» **Job**: The records below must be duplicated exactly, character for character.

» **Material**:
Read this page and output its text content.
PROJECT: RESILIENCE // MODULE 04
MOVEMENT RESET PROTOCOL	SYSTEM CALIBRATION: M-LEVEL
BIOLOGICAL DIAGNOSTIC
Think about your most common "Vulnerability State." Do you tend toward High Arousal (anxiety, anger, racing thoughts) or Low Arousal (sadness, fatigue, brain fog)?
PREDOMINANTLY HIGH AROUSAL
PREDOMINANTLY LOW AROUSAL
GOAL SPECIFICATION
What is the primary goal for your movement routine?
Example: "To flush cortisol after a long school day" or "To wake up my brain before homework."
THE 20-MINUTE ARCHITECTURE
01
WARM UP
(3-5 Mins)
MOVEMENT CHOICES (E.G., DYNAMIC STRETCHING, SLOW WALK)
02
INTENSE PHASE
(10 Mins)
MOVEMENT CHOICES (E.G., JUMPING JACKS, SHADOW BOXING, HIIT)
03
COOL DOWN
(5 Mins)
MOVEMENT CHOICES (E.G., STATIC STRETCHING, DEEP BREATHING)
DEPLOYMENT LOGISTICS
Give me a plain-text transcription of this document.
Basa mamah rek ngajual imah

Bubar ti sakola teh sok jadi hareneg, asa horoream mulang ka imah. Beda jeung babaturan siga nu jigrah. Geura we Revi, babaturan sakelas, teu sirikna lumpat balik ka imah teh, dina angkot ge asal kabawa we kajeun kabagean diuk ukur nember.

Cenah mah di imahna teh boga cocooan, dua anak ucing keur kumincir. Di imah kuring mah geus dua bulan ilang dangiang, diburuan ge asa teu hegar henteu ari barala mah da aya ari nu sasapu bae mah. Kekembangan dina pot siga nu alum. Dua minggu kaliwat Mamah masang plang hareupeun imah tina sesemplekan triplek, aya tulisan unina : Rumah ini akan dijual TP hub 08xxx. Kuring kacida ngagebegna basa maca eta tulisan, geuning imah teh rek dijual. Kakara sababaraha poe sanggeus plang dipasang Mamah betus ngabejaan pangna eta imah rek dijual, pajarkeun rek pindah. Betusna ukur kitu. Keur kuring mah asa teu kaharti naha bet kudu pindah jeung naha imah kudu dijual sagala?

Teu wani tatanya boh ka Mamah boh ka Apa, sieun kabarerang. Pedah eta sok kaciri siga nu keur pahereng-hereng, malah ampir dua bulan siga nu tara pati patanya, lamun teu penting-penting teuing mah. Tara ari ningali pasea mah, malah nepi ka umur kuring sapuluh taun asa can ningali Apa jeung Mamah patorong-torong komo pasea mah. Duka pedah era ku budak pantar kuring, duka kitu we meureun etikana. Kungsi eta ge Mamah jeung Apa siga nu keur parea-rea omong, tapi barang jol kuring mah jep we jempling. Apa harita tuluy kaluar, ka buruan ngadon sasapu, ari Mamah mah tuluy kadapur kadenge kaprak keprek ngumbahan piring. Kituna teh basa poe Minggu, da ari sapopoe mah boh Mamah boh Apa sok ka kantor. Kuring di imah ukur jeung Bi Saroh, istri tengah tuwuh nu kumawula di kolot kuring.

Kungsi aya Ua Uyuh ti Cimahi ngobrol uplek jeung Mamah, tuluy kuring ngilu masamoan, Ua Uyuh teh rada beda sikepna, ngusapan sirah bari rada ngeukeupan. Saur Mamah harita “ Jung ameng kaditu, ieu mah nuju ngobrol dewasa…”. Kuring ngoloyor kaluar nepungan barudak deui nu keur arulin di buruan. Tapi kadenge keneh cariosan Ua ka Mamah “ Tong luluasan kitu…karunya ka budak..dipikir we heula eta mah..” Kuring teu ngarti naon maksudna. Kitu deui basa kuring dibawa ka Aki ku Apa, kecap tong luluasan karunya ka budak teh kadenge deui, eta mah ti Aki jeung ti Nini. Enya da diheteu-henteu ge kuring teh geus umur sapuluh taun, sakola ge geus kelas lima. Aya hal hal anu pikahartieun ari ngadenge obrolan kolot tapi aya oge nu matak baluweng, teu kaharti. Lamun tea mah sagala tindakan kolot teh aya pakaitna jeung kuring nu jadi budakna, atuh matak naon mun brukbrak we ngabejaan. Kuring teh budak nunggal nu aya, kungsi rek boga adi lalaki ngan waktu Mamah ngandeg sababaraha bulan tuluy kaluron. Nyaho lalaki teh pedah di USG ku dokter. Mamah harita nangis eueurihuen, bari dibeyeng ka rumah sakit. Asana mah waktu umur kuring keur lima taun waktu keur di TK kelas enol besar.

» **Answer for the task**:
Read this page and output its text content.
PROJECT: RESILIENCE // MODULE 04
MOVEMENT RESET PROTOCOL	SYSTEM CALIBRATION: M-LEVEL
BIOLOGICAL DIAGNOSTIC
Think about your most common "Vulnerability State." Do you tend toward High Arousal (anxiety, anger, racing thoughts) or Low Arousal (sadness, fatigue, brain fog)?
PREDOMINANTLY HIGH AROUSAL
PREDOMINANTLY LOW AROUSAL
GOAL SPECIFICATION
What is the primary goal for your movement routine?
Example: "To flush cortisol after a long school day" or "To wake up my brain before homework."
THE 20-MINUTE ARCHITECTURE
01
WARM UP
(3-5 Mins)
MOVEMENT CHOICES (E.G., DYNAMIC STRETCHING, SLOW WALK)
02
INTENSE PHASE
(10 Mins)
MOVEMENT CHOICES (E.G., JUMPING JACKS, SHADOW BOXING, HIIT)
03
COOL DOWN
(5 Mins)
MOVEMENT CHOICES (E.G., STATIC STRETCHING, DEEP BREATHING)
DEPLOYMENT LOGISTICS
Give me a plain-text transcription of this document.
Basa mamah rek ngajual imah

Bubar ti sakola teh sok jadi hareneg, asa horoream mulang ka imah. Beda jeung babaturan siga nu jigrah. Geura we Revi, babaturan sakelas, teu sirikna lumpat balik ka imah teh, dina angkot ge asal kabawa we kajeun kabagean diuk ukur nember.

Cenah mah di imahna teh boga cocooan, dua anak ucing keur kumincir. Di imah kuring mah geus dua bulan ilang dangiang, diburuan ge asa teu hegar henteu ari barala mah da aya ari nu sasapu bae mah. Kekembangan dina pot siga nu alum. Dua minggu kaliwat Mamah masang plang hareupeun imah tina sesemplekan triplek, aya tulisan unina : Rumah ini akan dijual TP hub 08xxx. Kuring kacida ngagebegna basa maca eta tulisan, geuning imah teh rek dijual. Kakara sababaraha poe sanggeus plang dipasang Mamah betus ngabejaan pangna eta imah rek dijual, pajarkeun rek pindah. Betusna ukur kitu. Keur kuring mah asa teu kaharti naha bet kudu pindah jeung naha imah kudu dijual sagala?

Teu wani tatanya boh ka Mamah boh ka Apa, sieun kabarerang. Pedah eta sok kaciri siga nu keur pahereng-hereng, malah ampir dua bulan siga nu tara pati patanya, lamun teu penting-penting teuing mah. Tara ari ningali pasea mah, malah nepi ka umur kuring sapuluh taun asa can ningali Apa jeung Mamah patorong-torong komo pasea mah. Duka pedah era ku budak pantar kuring, duka kitu we meureun etikana. Kungsi eta ge Mamah jeung Apa siga nu keur parea-rea omong, tapi barang jol kuring mah jep we jempling. Apa harita tuluy kaluar, ka buruan ngadon sasapu, ari Mamah mah tuluy kadapur kadenge kaprak keprek ngumbahan piring. Kituna teh basa poe Minggu, da ari sapopoe mah boh Mamah boh Apa sok ka kantor. Kuring di imah ukur jeung Bi Saroh, istri tengah tuwuh nu kumawula di kolot kuring.

Kungsi aya Ua Uyuh ti Cimahi ngobrol uplek jeung Mamah, tuluy kuring ngilu masamoan, Ua Uyuh teh rada beda sikepna, ngusapan sirah bari rada ngeukeupan. Saur Mamah harita “ Jung ameng kaditu, ieu mah nuju ngobrol dewasa…”. Kuring ngoloyor kaluar nepungan barudak deui nu keur arulin di buruan. Tapi kadenge keneh cariosan Ua ka Mamah “ Tong luluasan kitu…karunya ka budak..dipikir we heula eta mah..” Kuring teu ngarti naon maksudna. Kitu deui basa kuring dibawa ka Aki ku Apa, kecap tong luluasan karunya ka budak teh kadenge deui, eta mah ti Aki jeung ti Nini. Enya da diheteu-henteu ge kuring teh geus umur sapuluh taun, sakola ge geus kelas lima. Aya hal hal anu pikahartieun ari ngadenge obrolan kolot tapi aya oge nu matak baluweng, teu kaharti. Lamun tea mah sagala tindakan kolot teh aya pakaitna jeung kuring nu jadi budakna, atuh matak naon mun brukbrak we ngabejaan. Kuring teh budak nunggal nu aya, kungsi rek boga adi lalaki ngan waktu Mamah ngandeg sababaraha bulan tuluy kaluron. Nyaho lalaki teh pedah di USG ku dokter. Mamah harita nangis eueurihuen, bari dibeyeng ka rumah sakit. Asana mah waktu umur kuring keur lima taun waktu keur di TK kelas enol besar.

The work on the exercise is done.